» **Task objective**: Go through the records and copy each line where the word "prądu" occurs.

» **Data to use**:
»»
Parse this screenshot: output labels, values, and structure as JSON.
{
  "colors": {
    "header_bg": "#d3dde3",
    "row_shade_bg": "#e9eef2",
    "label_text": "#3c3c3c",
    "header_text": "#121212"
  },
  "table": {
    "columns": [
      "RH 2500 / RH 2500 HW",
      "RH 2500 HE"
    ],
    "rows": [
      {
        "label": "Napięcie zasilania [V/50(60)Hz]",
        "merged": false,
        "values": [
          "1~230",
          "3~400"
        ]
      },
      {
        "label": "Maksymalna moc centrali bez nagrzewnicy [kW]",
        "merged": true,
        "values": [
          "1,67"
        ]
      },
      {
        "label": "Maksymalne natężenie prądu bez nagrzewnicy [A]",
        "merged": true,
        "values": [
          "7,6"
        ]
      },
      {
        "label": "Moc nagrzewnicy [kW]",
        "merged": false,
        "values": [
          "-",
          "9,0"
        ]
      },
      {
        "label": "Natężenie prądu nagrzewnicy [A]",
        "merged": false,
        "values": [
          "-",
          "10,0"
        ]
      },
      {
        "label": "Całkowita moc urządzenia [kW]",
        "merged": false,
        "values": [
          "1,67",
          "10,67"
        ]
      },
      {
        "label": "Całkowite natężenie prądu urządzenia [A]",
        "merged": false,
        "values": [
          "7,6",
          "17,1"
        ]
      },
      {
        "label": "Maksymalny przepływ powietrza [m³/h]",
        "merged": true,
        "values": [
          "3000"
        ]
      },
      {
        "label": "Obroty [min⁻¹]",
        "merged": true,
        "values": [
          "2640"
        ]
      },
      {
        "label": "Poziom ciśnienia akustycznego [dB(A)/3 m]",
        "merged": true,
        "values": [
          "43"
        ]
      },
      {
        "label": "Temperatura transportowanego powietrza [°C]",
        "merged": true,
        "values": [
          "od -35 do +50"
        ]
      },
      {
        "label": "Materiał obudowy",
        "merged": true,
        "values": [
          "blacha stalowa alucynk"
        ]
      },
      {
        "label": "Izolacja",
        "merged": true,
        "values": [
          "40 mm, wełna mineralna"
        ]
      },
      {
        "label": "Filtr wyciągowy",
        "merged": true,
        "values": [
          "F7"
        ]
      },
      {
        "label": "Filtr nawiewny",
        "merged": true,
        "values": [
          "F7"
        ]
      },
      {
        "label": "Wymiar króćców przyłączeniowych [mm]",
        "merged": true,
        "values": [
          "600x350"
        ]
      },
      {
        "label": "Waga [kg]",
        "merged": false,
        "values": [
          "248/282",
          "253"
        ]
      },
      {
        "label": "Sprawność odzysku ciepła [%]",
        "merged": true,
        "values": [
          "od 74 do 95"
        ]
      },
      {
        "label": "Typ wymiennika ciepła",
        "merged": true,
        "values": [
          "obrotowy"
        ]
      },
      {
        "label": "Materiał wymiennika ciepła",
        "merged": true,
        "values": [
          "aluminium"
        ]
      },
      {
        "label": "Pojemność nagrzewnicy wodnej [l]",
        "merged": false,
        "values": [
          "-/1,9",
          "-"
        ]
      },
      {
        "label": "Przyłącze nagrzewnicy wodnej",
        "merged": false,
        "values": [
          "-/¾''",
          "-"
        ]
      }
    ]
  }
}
««
» **Finished exercise**:
        "label": "Maksymalne natężenie prądu bez nagrzewnicy [A]",
        "label": "Natężenie prądu nagrzewnicy [A]",
        "label": "Całkowite natężenie prądu urządzenia [A]",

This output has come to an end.